Written instruction: Output every line from the start of the entries down to the line that contains "55, 397, 94]" as a Markdown table with the columns Row and Line. Put a row number in Row and the line itself in Line, and skip any blank lines.

Labeled region entries
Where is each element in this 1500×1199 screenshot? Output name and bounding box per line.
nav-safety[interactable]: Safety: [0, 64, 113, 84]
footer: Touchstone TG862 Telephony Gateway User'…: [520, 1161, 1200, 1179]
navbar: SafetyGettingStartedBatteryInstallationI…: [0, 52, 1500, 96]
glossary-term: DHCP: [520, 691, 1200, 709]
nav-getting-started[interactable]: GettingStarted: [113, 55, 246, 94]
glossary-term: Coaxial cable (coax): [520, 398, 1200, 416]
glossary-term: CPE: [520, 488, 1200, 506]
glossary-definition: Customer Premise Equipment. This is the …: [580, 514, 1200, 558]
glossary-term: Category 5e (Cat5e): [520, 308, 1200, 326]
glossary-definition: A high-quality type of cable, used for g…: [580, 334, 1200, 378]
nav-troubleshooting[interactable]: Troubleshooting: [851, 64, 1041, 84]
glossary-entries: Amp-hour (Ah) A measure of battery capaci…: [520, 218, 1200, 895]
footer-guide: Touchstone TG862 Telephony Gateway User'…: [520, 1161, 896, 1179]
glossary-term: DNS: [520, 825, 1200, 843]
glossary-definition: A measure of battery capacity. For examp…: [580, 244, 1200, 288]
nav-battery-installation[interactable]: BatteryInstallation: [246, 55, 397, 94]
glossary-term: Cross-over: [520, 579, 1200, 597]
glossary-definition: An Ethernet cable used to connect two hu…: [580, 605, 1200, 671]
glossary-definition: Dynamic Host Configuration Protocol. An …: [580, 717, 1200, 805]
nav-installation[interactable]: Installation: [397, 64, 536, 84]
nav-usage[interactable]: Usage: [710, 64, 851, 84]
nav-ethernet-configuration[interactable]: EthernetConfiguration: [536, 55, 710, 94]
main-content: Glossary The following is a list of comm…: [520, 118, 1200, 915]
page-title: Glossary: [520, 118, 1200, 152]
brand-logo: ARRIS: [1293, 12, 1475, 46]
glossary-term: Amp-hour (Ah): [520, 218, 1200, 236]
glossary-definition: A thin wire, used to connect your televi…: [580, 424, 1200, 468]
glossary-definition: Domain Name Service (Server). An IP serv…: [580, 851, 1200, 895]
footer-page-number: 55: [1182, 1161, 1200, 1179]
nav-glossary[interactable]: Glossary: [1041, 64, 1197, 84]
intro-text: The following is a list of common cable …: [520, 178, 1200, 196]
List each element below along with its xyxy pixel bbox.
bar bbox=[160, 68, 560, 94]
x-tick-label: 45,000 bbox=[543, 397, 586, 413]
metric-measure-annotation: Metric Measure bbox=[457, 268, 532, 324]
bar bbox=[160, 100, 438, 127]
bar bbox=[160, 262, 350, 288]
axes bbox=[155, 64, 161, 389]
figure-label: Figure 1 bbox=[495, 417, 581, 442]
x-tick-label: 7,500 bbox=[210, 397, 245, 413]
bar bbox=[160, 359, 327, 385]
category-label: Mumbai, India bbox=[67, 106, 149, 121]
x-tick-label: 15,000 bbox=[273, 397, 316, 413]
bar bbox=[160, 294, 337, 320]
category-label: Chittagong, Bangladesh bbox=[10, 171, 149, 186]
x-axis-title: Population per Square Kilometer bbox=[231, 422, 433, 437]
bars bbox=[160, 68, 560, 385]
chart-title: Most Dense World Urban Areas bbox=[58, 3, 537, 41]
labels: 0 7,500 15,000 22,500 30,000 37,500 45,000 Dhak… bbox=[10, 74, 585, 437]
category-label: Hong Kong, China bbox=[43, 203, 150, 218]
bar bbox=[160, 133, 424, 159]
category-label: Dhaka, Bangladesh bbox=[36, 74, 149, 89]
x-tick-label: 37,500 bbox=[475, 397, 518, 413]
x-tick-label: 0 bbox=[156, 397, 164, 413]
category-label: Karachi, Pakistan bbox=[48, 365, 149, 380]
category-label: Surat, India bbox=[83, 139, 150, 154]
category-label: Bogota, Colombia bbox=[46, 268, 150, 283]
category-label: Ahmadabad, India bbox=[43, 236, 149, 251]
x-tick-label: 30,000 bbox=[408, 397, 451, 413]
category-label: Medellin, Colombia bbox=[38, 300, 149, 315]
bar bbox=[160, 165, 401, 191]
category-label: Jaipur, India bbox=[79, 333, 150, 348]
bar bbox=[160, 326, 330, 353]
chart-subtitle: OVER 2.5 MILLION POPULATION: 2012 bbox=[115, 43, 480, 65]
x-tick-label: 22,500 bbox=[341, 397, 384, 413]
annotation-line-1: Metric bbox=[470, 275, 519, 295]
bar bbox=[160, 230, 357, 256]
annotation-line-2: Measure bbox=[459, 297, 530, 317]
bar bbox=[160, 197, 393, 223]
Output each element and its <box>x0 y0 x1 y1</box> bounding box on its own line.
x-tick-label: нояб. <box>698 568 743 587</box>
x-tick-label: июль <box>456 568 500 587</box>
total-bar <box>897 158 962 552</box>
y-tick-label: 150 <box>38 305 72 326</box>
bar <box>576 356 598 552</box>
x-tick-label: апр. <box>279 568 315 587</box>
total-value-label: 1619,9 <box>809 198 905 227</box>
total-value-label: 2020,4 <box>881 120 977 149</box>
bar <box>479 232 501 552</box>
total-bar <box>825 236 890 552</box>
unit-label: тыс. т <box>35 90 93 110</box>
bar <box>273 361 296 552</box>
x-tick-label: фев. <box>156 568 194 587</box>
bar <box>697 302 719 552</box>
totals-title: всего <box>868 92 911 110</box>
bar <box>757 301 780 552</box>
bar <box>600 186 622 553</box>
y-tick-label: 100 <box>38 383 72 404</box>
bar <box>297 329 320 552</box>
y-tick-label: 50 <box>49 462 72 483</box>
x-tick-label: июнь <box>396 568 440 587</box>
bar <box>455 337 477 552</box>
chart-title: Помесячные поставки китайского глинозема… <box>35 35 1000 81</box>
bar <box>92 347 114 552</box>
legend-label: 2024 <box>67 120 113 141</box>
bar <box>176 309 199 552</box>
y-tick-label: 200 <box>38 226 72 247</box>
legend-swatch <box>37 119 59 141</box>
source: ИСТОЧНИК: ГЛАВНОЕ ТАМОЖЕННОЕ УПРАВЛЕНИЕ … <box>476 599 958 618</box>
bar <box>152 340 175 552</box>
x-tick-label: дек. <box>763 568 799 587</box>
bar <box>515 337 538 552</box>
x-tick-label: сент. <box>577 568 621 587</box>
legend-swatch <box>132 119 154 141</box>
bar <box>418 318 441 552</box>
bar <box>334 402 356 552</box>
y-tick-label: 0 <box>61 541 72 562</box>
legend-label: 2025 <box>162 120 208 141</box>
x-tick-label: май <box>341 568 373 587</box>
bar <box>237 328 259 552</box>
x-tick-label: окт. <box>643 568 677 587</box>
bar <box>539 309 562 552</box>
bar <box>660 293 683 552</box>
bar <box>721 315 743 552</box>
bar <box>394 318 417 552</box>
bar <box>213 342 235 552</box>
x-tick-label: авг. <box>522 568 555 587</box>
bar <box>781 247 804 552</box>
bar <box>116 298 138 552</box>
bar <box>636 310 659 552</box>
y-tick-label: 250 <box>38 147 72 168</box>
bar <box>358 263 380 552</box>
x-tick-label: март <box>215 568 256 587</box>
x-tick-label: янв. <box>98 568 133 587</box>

The result:
| Row | Line |
|---|---|
| 1 | Where is each element in this 1500×1199 screenshot? Output name and bounding box per line. |
| 2 | nav-safety[interactable]: Safety: [0, 64, 113, 84] |
| 3 | footer: Touchstone TG862 Telephony Gateway User'…: [520, 1161, 1200, 1179] |
| 4 | navbar: SafetyGettingStartedBatteryInstallationI…: [0, 52, 1500, 96] |
| 5 | glossary-term: DHCP: [520, 691, 1200, 709] |
| 6 | nav-getting-started[interactable]: GettingStarted: [113, 55, 246, 94] |
| 7 | glossary-term: Coaxial cable (coax): [520, 398, 1200, 416] |
| 8 | glossary-term: CPE: [520, 488, 1200, 506] |
| 9 | glossary-definition: Customer Premise Equipment. This is the …: [580, 514, 1200, 558] |
| 10 | glossary-term: Category 5e (Cat5e): [520, 308, 1200, 326] |
| 11 | glossary-definition: A high-quality type of cable, used for g…: [580, 334, 1200, 378] |
| 12 | nav-troubleshooting[interactable]: Troubleshooting: [851, 64, 1041, 84] |
| 13 | glossary-entries: Amp-hour (Ah) A measure of battery capaci…: [520, 218, 1200, 895] |
| 14 | footer-guide: Touchstone TG862 Telephony Gateway User'…: [520, 1161, 896, 1179] |
| 15 | glossary-term: DNS: [520, 825, 1200, 843] |
| 16 | glossary-definition: A measure of battery capacity. For examp…: [580, 244, 1200, 288] |
| 17 | nav-battery-installation[interactable]: BatteryInstallation: [246, 55, 397, 94] |